- Directions -
Provide nothing beyond the count of lines that include the string "Natuna".
=== Exercise input ===
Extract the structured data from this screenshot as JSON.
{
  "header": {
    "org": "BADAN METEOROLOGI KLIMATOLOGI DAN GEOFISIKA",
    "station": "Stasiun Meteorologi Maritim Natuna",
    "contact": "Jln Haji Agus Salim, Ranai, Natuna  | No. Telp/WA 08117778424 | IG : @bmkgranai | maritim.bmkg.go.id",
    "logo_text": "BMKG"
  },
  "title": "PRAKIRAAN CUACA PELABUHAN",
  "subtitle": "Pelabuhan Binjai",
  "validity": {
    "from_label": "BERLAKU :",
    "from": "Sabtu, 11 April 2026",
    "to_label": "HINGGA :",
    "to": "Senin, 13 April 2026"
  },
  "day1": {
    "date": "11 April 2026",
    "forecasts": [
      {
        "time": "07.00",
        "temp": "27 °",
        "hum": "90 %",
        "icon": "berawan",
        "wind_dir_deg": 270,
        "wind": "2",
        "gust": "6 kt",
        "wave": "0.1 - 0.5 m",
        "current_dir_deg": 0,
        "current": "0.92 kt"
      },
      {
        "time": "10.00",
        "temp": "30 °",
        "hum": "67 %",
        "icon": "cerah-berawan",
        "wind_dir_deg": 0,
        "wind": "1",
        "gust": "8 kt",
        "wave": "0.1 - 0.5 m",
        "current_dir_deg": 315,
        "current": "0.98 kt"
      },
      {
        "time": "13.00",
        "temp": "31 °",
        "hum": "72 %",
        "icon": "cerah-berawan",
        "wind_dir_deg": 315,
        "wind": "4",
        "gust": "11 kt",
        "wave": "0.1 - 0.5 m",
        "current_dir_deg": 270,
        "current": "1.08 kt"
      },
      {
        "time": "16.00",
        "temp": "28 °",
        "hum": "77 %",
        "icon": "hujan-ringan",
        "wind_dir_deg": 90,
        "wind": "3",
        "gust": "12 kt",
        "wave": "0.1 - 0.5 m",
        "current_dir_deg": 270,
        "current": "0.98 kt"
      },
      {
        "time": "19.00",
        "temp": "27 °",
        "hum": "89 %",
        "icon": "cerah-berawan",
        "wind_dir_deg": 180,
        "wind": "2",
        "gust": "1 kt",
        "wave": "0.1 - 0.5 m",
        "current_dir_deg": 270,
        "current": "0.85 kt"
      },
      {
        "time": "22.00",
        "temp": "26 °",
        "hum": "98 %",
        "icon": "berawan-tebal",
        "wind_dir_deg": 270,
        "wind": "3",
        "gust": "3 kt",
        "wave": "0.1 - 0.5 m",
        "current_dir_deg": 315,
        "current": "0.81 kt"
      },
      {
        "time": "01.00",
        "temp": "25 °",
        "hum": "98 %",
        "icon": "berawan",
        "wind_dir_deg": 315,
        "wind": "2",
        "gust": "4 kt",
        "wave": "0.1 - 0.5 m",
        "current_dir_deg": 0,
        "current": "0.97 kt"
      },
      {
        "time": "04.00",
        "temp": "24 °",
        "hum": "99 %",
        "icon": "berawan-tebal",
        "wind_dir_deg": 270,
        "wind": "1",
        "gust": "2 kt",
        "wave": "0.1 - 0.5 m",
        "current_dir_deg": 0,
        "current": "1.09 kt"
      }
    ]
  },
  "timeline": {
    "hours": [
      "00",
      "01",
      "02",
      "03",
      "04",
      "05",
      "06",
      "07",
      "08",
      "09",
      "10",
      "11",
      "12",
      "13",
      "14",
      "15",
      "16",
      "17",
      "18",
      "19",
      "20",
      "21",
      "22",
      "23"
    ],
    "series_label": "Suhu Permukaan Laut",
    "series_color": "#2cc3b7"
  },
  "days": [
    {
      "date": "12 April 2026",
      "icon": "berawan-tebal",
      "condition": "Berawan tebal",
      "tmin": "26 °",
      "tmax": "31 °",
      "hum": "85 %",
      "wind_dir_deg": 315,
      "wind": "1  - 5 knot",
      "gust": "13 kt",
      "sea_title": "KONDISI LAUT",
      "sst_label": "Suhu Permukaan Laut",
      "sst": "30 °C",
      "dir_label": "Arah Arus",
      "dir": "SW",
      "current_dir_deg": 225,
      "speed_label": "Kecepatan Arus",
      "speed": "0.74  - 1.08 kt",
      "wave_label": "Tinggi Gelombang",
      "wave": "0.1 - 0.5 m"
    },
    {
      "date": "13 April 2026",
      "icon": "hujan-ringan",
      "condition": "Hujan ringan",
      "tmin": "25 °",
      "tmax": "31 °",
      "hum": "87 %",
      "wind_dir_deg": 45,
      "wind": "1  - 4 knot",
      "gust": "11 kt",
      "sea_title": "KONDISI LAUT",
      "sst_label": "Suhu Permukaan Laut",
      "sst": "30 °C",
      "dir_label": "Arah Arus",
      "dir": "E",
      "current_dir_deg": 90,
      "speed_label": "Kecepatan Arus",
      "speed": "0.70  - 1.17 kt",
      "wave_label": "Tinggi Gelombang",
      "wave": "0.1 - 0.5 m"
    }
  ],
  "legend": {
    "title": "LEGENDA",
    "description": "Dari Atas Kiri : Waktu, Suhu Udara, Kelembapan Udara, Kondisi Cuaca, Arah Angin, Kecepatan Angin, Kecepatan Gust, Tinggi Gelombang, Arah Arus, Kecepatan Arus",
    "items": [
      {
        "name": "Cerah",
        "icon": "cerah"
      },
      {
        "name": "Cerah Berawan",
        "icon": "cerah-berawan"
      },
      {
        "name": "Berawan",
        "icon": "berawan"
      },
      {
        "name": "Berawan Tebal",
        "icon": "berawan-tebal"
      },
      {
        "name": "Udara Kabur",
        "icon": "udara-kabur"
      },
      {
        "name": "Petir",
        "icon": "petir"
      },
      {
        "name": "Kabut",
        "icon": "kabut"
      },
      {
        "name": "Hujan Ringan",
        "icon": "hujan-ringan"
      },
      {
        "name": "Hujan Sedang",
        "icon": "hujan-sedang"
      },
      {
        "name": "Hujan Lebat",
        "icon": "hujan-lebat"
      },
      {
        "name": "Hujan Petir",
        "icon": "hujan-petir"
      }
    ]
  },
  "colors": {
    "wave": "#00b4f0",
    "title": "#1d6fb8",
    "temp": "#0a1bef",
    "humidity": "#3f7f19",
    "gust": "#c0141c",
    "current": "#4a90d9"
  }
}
===
- Answer to the exercise -
2